Each line below is to be written out in full, exactly as shown.

━━━━━━━━━━━━━━━━━━━━━━━━━━━━━━

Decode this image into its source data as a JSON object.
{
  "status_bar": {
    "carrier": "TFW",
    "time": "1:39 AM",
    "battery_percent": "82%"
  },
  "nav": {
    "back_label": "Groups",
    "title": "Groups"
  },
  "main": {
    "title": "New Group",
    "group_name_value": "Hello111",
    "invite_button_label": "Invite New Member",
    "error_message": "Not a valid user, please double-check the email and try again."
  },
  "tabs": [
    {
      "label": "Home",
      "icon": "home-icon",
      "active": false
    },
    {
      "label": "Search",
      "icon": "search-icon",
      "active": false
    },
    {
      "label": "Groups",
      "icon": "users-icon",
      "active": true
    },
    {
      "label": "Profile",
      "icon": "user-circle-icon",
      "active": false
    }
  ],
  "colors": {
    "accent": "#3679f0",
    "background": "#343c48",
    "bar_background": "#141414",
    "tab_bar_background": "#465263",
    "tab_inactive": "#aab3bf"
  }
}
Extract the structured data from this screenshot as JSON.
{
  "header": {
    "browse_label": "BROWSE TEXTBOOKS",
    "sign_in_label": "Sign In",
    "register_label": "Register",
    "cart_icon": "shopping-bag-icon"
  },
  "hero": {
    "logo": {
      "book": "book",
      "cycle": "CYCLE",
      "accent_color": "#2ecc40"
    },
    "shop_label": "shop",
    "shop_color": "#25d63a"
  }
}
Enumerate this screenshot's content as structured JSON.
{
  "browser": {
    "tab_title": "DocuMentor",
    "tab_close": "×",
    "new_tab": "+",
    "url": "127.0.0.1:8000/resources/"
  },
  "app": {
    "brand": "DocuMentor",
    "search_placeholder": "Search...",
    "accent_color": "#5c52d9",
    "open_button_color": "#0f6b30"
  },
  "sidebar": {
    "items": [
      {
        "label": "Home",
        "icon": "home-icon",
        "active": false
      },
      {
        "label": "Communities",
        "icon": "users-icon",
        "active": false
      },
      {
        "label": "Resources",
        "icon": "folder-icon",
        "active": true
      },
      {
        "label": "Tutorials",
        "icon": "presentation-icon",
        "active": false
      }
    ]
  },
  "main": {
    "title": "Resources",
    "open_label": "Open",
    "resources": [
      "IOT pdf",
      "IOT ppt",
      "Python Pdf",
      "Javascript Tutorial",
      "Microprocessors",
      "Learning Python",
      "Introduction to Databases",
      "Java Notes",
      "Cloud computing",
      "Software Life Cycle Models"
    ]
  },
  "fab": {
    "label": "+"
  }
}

━━━━━━━━━━━━━━━━━━━━━━━━━━━━━━

**Result for this task:**
Decode this image into its source data as a JSON object.
{
  "status_bar": {
    "carrier": "TFW",
    "time": "1:39 AM",
    "battery_percent": "82%"
  },
  "nav": {
    "back_label": "Groups",
    "title": "Groups"
  },
  "main": {
    "title": "New Group",
    "group_name_value": "Hello111",
    "invite_button_label": "Invite New Member",
    "error_message": "Not a valid user, please double-check the email and try again."
  },
  "tabs": [
    {
      "label": "Home",
      "icon": "home-icon",
      "active": false
    },
    {
      "label": "Search",
      "icon": "search-icon",
      "active": false
    },
    {
      "label": "Groups",
      "icon": "users-icon",
      "active": true
    },
    {
      "label": "Profile",
      "icon": "user-circle-icon",
      "active": false
    }
  ],
  "colors": {
    "accent": "#3679f0",
    "background": "#343c48",
    "bar_background": "#141414",
    "tab_bar_background": "#465263",
    "tab_inactive": "#aab3bf"
  }
}
Extract the structured data from this screenshot as JSON.
{
  "header": {
    "browse_label": "BROWSE TEXTBOOKS",
    "sign_in_label": "Sign In",
    "register_label": "Register",
    "cart_icon": "shopping-bag-icon"
  },
  "hero": {
    "logo": {
      "book": "book",
      "cycle": "CYCLE",
      "accent_color": "#2ecc40"
    },
    "shop_label": "shop",
    "shop_color": "#25d63a"
  }
}
Enumerate this screenshot's content as structured JSON.
{
  "browser": {
    "tab_title": "DocuMentor",
    "tab_close": "×",
    "new_tab": "+",
    "url": "127.0.0.1:8000/resources/"
  },
  "app": {
    "brand": "DocuMentor",
    "search_placeholder": "Search...",
    "accent_color": "#5c52d9",
    "open_button_color": "#0f6b30"
  },
  "sidebar": {
    "items": [
      {
        "label": "Home",
        "icon": "home-icon",
        "active": false
      },
      {
        "label": "Communities",
        "icon": "users-icon",
        "active": false
      },
      {
        "label": "Resources",
        "icon": "folder-icon",
        "active": true
      },
      {
        "label": "Tutorials",
        "icon": "presentation-icon",
        "active": false
      }
    ]
  },
  "main": {
    "title": "Resources",
    "open_label": "Open",
    "resources": [
      "IOT pdf",
      "IOT ppt",
      "Python Pdf",
      "Javascript Tutorial",
      "Microprocessors",
      "Learning Python",
      "Introduction to Databases",
      "Java Notes",
      "Cloud computing",
      "Software Life Cycle Models"
    ]
  },
  "fab": {
    "label": "+"
  }
}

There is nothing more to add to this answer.